EXERCISE → Give the number of lines in the data that contain "JSON", and nothing more.

[Data tied to figure images]
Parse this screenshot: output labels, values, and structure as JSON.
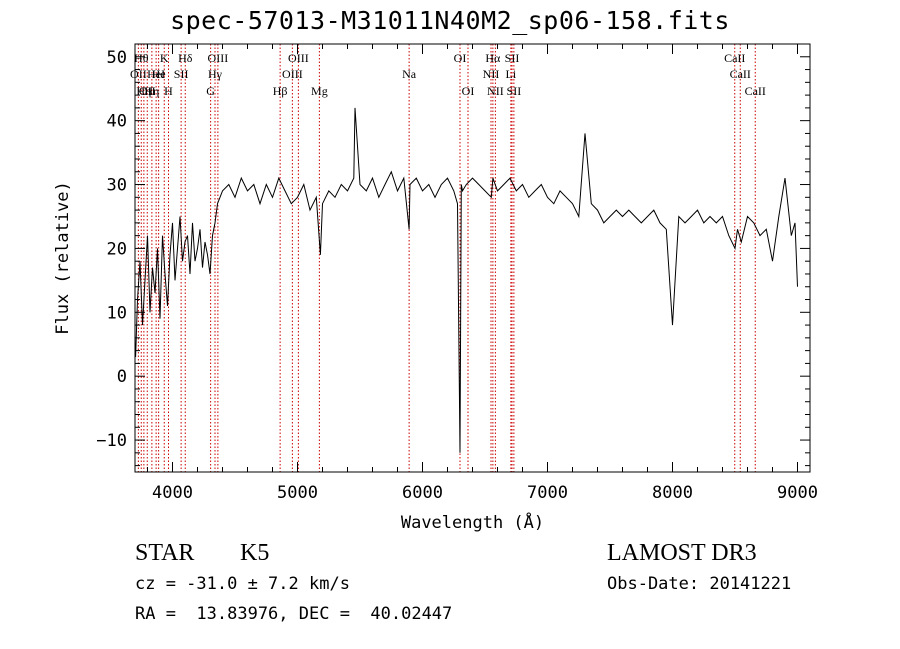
{
  "chart_data": {
    "type": "line",
    "title": "spec-57013-M31011N40M2_sp06-158.fits",
    "xlabel": "Wavelength (Å)",
    "ylabel": "Flux (relative)",
    "xlim": [
      3700,
      9100
    ],
    "ylim": [
      -15,
      52
    ],
    "xticks": [
      4000,
      5000,
      6000,
      7000,
      8000,
      9000
    ],
    "yticks": [
      -10,
      0,
      10,
      20,
      30,
      40,
      50
    ],
    "grid": false,
    "line_color": "#000000",
    "marker_color": "#cc0000",
    "series": [
      {
        "x": [
          3705,
          3720,
          3740,
          3760,
          3780,
          3800,
          3820,
          3840,
          3860,
          3880,
          3900,
          3920,
          3940,
          3960,
          3980,
          4000,
          4020,
          4040,
          4060,
          4080,
          4100,
          4120,
          4140,
          4160,
          4180,
          4200,
          4220,
          4240,
          4260,
          4280,
          4300,
          4320,
          4340,
          4360,
          4380,
          4400,
          4450,
          4500,
          4550,
          4600,
          4650,
          4700,
          4750,
          4800,
          4850,
          4900,
          4950,
          5000,
          5050,
          5100,
          5150,
          5183,
          5200,
          5250,
          5300,
          5350,
          5400,
          5450,
          5460,
          5500,
          5550,
          5600,
          5650,
          5700,
          5750,
          5800,
          5850,
          5893,
          5900,
          5950,
          6000,
          6050,
          6100,
          6150,
          6200,
          6250,
          6280,
          6300,
          6310,
          6320,
          6350,
          6400,
          6450,
          6500,
          6550,
          6563,
          6600,
          6650,
          6700,
          6750,
          6800,
          6850,
          6900,
          6950,
          7000,
          7050,
          7100,
          7150,
          7200,
          7250,
          7300,
          7350,
          7400,
          7450,
          7500,
          7550,
          7600,
          7650,
          7700,
          7750,
          7800,
          7850,
          7900,
          7950,
          8000,
          8050,
          8100,
          8150,
          8200,
          8250,
          8300,
          8350,
          8400,
          8450,
          8500,
          8520,
          8550,
          8600,
          8650,
          8700,
          8750,
          8800,
          8850,
          8900,
          8950,
          8980,
          9000
        ],
        "values": [
          3,
          12,
          18,
          8,
          15,
          22,
          10,
          17,
          13,
          20,
          9,
          22,
          16,
          11,
          19,
          24,
          15,
          20,
          25,
          18,
          21,
          22,
          16,
          24,
          18,
          20,
          23,
          17,
          21,
          19,
          16,
          22,
          24,
          27,
          28,
          29,
          30,
          28,
          31,
          29,
          30,
          27,
          30,
          28,
          31,
          29,
          27,
          28,
          30,
          26,
          28,
          19,
          27,
          29,
          28,
          30,
          29,
          31,
          42,
          30,
          29,
          31,
          28,
          30,
          32,
          29,
          31,
          23,
          30,
          31,
          29,
          30,
          28,
          30,
          31,
          29,
          27,
          -12,
          30,
          29,
          30,
          31,
          30,
          29,
          28,
          31,
          29,
          30,
          31,
          29,
          30,
          28,
          29,
          30,
          28,
          27,
          29,
          28,
          27,
          25,
          38,
          27,
          26,
          24,
          25,
          26,
          25,
          26,
          25,
          24,
          25,
          26,
          24,
          23,
          8,
          25,
          24,
          25,
          26,
          24,
          25,
          24,
          25,
          22,
          20,
          23,
          21,
          25,
          24,
          22,
          23,
          18,
          25,
          31,
          22,
          24,
          14
        ]
      }
    ],
    "line_markers": [
      {
        "x": 3727,
        "label": "OII",
        "row": 2
      },
      {
        "x": 3750,
        "label": "Hθ",
        "row": 1
      },
      {
        "x": 3771,
        "label": "Hη",
        "row": 3
      },
      {
        "x": 3798,
        "label": "OII",
        "row": 3
      },
      {
        "x": 3835,
        "label": "Hη",
        "row": 3
      },
      {
        "x": 3869,
        "label": "HeI",
        "row": 2
      },
      {
        "x": 3889,
        "label": "He",
        "row": 2
      },
      {
        "x": 3934,
        "label": "K",
        "row": 1
      },
      {
        "x": 3968,
        "label": "H",
        "row": 3
      },
      {
        "x": 4069,
        "label": "SII",
        "row": 2
      },
      {
        "x": 4102,
        "label": "Hδ",
        "row": 1
      },
      {
        "x": 4305,
        "label": "G",
        "row": 3
      },
      {
        "x": 4340,
        "label": "Hγ",
        "row": 2
      },
      {
        "x": 4363,
        "label": "OIII",
        "row": 1
      },
      {
        "x": 4861,
        "label": "Hβ",
        "row": 3
      },
      {
        "x": 4959,
        "label": "OIII",
        "row": 2
      },
      {
        "x": 5007,
        "label": "OIII",
        "row": 1
      },
      {
        "x": 5175,
        "label": "Mg",
        "row": 3
      },
      {
        "x": 5893,
        "label": "Na",
        "row": 2
      },
      {
        "x": 6300,
        "label": "OI",
        "row": 1
      },
      {
        "x": 6364,
        "label": "OI",
        "row": 3
      },
      {
        "x": 6548,
        "label": "NII",
        "row": 2
      },
      {
        "x": 6563,
        "label": "Hα",
        "row": 1
      },
      {
        "x": 6583,
        "label": "NII",
        "row": 3
      },
      {
        "x": 6707,
        "label": "Li",
        "row": 2
      },
      {
        "x": 6716,
        "label": "SII",
        "row": 1
      },
      {
        "x": 6731,
        "label": "SII",
        "row": 3
      },
      {
        "x": 8498,
        "label": "CaII",
        "row": 1
      },
      {
        "x": 8542,
        "label": "CaII",
        "row": 2
      },
      {
        "x": 8662,
        "label": "CaII",
        "row": 3
      }
    ]
  },
  "info": {
    "object_class": "STAR",
    "subclass": "K5",
    "survey": "LAMOST DR3",
    "redshift": "cz = -31.0 ± 7.2 km/s",
    "obs_date": "Obs-Date: 20141221",
    "coords": "RA =  13.83976, DEC =  40.02447"
  }
}
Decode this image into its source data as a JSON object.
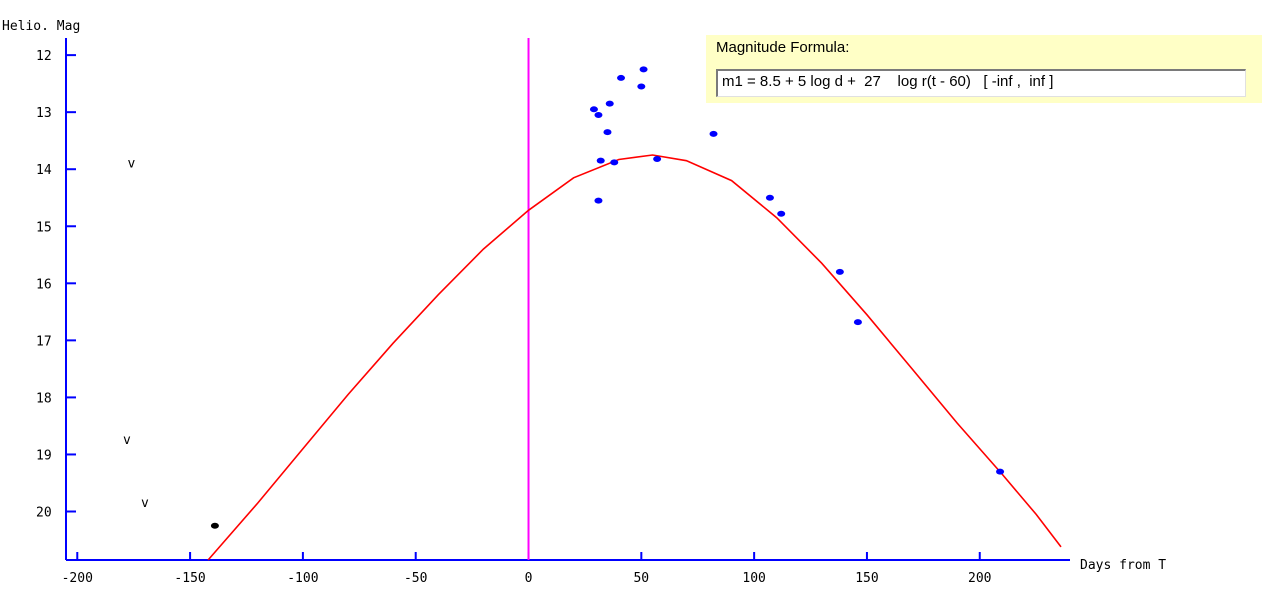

ANSWER IN FULL → 2